» What is required
Note each line of the listing that contains the string "Output", and copy it.

» Provided entries
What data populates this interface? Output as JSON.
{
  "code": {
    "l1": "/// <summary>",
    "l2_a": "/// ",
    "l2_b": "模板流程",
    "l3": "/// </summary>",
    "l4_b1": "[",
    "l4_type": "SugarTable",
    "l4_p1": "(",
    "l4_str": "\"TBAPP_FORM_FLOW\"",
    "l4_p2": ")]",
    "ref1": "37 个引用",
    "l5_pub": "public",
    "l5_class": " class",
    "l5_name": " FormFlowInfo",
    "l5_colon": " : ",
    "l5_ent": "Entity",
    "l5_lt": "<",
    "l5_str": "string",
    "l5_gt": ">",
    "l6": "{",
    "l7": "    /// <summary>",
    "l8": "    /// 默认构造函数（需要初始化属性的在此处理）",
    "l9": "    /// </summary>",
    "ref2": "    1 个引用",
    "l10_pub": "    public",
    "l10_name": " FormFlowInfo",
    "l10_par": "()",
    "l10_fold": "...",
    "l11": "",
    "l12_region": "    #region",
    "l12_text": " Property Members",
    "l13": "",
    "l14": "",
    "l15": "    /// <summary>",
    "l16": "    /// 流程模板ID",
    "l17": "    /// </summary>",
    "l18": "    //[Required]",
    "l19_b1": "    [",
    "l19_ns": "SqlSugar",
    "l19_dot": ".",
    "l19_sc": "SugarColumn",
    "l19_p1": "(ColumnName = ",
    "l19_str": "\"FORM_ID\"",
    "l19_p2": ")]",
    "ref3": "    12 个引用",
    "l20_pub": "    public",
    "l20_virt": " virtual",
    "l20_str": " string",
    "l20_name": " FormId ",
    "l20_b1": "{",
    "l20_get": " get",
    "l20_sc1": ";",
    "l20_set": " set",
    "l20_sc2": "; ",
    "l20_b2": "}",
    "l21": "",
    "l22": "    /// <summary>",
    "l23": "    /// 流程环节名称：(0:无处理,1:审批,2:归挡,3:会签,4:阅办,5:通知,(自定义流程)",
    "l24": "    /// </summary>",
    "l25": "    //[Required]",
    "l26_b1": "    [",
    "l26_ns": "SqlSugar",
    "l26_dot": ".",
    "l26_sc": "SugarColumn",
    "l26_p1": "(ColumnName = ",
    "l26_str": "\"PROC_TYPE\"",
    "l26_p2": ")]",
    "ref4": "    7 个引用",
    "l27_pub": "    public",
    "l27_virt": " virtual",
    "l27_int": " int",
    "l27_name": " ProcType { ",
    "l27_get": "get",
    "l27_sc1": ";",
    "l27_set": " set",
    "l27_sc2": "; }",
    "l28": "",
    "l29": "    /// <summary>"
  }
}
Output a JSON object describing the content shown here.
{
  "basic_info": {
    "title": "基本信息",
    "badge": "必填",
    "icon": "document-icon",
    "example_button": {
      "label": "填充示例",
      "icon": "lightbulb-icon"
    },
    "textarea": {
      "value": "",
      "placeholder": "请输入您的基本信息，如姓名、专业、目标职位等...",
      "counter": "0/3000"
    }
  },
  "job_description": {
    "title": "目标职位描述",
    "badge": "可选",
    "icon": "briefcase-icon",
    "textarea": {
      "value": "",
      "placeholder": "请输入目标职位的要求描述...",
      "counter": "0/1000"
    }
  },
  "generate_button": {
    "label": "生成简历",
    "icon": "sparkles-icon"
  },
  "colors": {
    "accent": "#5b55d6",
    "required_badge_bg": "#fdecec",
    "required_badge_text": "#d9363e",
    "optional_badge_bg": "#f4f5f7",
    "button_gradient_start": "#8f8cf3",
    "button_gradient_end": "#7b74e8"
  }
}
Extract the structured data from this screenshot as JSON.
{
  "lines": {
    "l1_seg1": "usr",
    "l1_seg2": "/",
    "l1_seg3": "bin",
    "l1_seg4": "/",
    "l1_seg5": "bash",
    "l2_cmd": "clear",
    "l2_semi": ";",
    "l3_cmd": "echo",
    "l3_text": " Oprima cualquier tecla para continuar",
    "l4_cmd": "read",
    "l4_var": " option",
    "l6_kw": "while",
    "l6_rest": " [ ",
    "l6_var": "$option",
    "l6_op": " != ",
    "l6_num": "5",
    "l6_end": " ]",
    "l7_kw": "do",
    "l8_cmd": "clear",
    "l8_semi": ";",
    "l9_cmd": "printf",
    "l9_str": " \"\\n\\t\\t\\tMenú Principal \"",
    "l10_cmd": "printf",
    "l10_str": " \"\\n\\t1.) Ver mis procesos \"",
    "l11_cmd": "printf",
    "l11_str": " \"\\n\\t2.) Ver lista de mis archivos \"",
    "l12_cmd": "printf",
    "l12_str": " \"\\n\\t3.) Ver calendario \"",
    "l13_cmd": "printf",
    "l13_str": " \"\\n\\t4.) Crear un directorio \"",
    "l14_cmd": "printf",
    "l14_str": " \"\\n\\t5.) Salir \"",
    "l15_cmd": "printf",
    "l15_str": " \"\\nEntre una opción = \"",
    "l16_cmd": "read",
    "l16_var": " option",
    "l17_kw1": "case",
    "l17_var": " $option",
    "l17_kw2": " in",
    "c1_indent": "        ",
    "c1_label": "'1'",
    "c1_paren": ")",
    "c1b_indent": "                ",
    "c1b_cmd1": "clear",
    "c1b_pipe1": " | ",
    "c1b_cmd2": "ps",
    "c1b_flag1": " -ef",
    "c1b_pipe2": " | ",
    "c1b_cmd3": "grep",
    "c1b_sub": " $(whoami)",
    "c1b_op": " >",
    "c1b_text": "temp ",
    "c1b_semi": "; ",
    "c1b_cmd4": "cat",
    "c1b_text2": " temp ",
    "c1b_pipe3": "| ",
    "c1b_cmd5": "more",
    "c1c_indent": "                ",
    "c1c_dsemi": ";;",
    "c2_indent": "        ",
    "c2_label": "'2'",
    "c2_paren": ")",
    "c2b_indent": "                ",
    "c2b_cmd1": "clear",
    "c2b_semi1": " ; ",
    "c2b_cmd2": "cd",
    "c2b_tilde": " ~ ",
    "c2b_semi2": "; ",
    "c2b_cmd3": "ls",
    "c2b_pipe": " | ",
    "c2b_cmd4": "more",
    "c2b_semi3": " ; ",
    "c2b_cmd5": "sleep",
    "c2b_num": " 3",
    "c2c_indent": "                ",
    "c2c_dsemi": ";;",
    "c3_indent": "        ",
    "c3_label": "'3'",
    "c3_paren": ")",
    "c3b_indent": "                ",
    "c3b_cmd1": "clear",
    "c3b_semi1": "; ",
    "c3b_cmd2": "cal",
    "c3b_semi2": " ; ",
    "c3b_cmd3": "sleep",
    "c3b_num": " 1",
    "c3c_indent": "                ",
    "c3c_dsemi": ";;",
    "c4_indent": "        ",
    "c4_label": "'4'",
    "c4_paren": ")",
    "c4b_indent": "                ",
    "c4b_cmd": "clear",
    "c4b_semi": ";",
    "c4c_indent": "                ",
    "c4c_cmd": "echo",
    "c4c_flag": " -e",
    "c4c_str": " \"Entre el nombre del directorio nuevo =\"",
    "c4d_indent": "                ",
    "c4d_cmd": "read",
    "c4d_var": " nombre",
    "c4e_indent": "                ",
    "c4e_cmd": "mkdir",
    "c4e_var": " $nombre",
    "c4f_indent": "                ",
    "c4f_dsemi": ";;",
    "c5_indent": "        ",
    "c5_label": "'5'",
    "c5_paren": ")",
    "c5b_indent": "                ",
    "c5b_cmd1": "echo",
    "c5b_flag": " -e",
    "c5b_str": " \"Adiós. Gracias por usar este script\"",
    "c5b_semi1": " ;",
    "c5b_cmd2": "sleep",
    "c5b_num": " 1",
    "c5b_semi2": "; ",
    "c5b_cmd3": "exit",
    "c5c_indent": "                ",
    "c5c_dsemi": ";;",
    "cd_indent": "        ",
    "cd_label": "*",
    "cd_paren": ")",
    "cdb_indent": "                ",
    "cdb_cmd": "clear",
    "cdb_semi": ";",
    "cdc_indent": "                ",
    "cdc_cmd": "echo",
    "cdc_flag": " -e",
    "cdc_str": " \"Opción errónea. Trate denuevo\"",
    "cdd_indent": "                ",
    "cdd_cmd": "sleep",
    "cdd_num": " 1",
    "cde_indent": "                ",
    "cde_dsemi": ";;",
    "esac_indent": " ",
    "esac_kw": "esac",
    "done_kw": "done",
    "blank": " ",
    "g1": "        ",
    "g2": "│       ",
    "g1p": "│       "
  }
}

» Completed task
What data populates this interface? Output as JSON.
Output a JSON object describing the content shown here.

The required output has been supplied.